┌─ Task data
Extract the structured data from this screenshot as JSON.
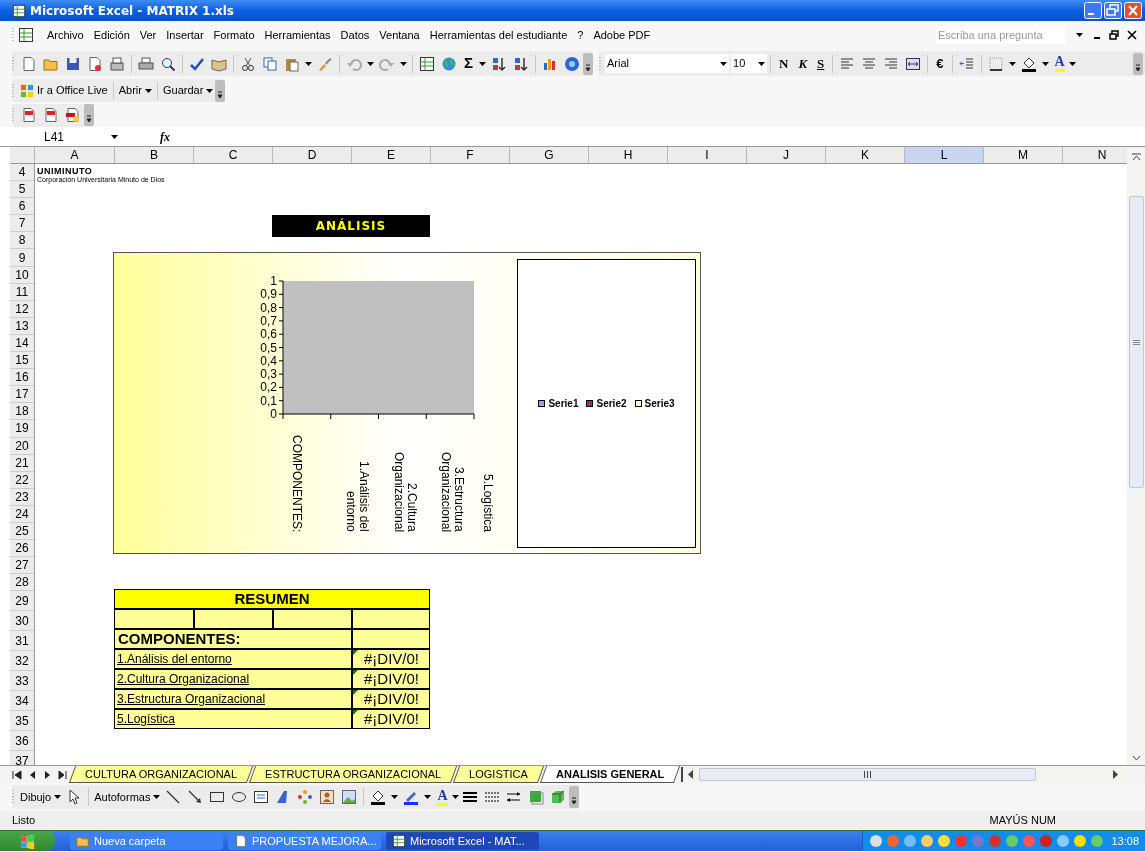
{
  "window": {
    "title": "Microsoft Excel - MATRIX 1.xls"
  },
  "menu": [
    "Archivo",
    "Edición",
    "Ver",
    "Insertar",
    "Formato",
    "Herramientas",
    "Datos",
    "Ventana",
    "Herramientas del estudiante",
    "?",
    "Adobe PDF"
  ],
  "help_search": {
    "placeholder": "Escriba una pregunta"
  },
  "standard_toolbar": {
    "autosum": "Σ"
  },
  "formatting_toolbar": {
    "font": "Arial",
    "size": "10",
    "bold": "N",
    "italic": "K",
    "underline": "S",
    "currency": "€",
    "font_color": "A"
  },
  "office_live_toolbar": [
    {
      "label": "Ir a Office Live",
      "dropdown": false
    },
    {
      "label": "Abrir",
      "dropdown": true
    },
    {
      "label": "Guardar",
      "dropdown": true
    }
  ],
  "formula_bar": {
    "name_box": "L41",
    "function_label": "fx"
  },
  "columns": [
    {
      "label": "A",
      "selected": false
    },
    {
      "label": "B",
      "selected": false
    },
    {
      "label": "C",
      "selected": false
    },
    {
      "label": "D",
      "selected": false
    },
    {
      "label": "E",
      "selected": false
    },
    {
      "label": "F",
      "selected": false
    },
    {
      "label": "G",
      "selected": false
    },
    {
      "label": "H",
      "selected": false
    },
    {
      "label": "I",
      "selected": false
    },
    {
      "label": "J",
      "selected": false
    },
    {
      "label": "K",
      "selected": false
    },
    {
      "label": "L",
      "selected": true
    },
    {
      "label": "M",
      "selected": false
    },
    {
      "label": "N",
      "selected": false
    }
  ],
  "rows": [
    "4",
    "5",
    "6",
    "7",
    "8",
    "9",
    "10",
    "11",
    "12",
    "13",
    "14",
    "15",
    "16",
    "17",
    "18",
    "19",
    "20",
    "21",
    "22",
    "23",
    "24",
    "25",
    "26",
    "27",
    "28",
    "29",
    "30",
    "31",
    "32",
    "33",
    "34",
    "35",
    "36",
    "37"
  ],
  "logo": {
    "name": "UNIMINUTO",
    "tagline": "Corporación Universitaria Minuto de Dios"
  },
  "heading": "ANÁLISIS",
  "chart": {
    "first_category_separator": ":",
    "chart_data": {
      "type": "bar",
      "categories": [
        "COMPONENTES",
        "1.Análisis del entorno",
        "2.Cultura Organizacional",
        "3.Estructura Organizacional",
        "5.Logística"
      ],
      "series": [
        {
          "name": "Serie1",
          "color": "#9999ff",
          "values": [
            null,
            null,
            null,
            null,
            null
          ]
        },
        {
          "name": "Serie2",
          "color": "#993366",
          "values": [
            null,
            null,
            null,
            null,
            null
          ]
        },
        {
          "name": "Serie3",
          "color": "#ffffcc",
          "values": [
            null,
            null,
            null,
            null,
            null
          ]
        }
      ],
      "ylim": [
        0,
        1
      ],
      "yticks": [
        {
          "value": 0,
          "label": "0"
        },
        {
          "value": 0.1,
          "label": "0,1"
        },
        {
          "value": 0.2,
          "label": "0,2"
        },
        {
          "value": 0.3,
          "label": "0,3"
        },
        {
          "value": 0.4,
          "label": "0,4"
        },
        {
          "value": 0.5,
          "label": "0,5"
        },
        {
          "value": 0.6,
          "label": "0,6"
        },
        {
          "value": 0.7,
          "label": "0,7"
        },
        {
          "value": 0.8,
          "label": "0,8"
        },
        {
          "value": 0.9,
          "label": "0,9"
        },
        {
          "value": 1,
          "label": "1"
        }
      ]
    }
  },
  "summary": {
    "title": "RESUMEN",
    "header": "COMPONENTES:",
    "items": [
      {
        "label": "1.Análisis del entorno",
        "value": "#¡DIV/0!"
      },
      {
        "label": "2.Cultura Organizacional",
        "value": "#¡DIV/0!"
      },
      {
        "label": "3.Estructura Organizacional",
        "value": "#¡DIV/0!"
      },
      {
        "label": "5.Logística",
        "value": "#¡DIV/0!"
      }
    ]
  },
  "sheet_tabs": [
    {
      "label": "CULTURA ORGANIZACIONAL",
      "selected": false
    },
    {
      "label": "ESTRUCTURA ORGANIZACIONAL",
      "selected": false
    },
    {
      "label": "LOGISTICA",
      "selected": false
    },
    {
      "label": "ANALISIS GENERAL",
      "selected": true
    }
  ],
  "drawing_toolbar": {
    "draw": "Dibujo",
    "autoshapes": "Autoformas",
    "font_color": "A"
  },
  "status_bar": {
    "left": "Listo",
    "indicators": "MAYÚS NUM"
  },
  "taskbar": {
    "tasks": [
      {
        "label": "Nueva carpeta",
        "selected": false,
        "kind": "folder"
      },
      {
        "label": "PROPUESTA MEJORA...",
        "selected": false,
        "kind": "document"
      },
      {
        "label": "Microsoft Excel - MAT...",
        "selected": true,
        "kind": "spreadsheet"
      }
    ],
    "clock": "13:08"
  }
}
└─
◆ What is needed ◆
Scan the listing above and copy all lines containing the word "title".

◆ The result ◆
    "title": "Microsoft Excel - MATRIX 1.xls"
    "title": "RESUMEN",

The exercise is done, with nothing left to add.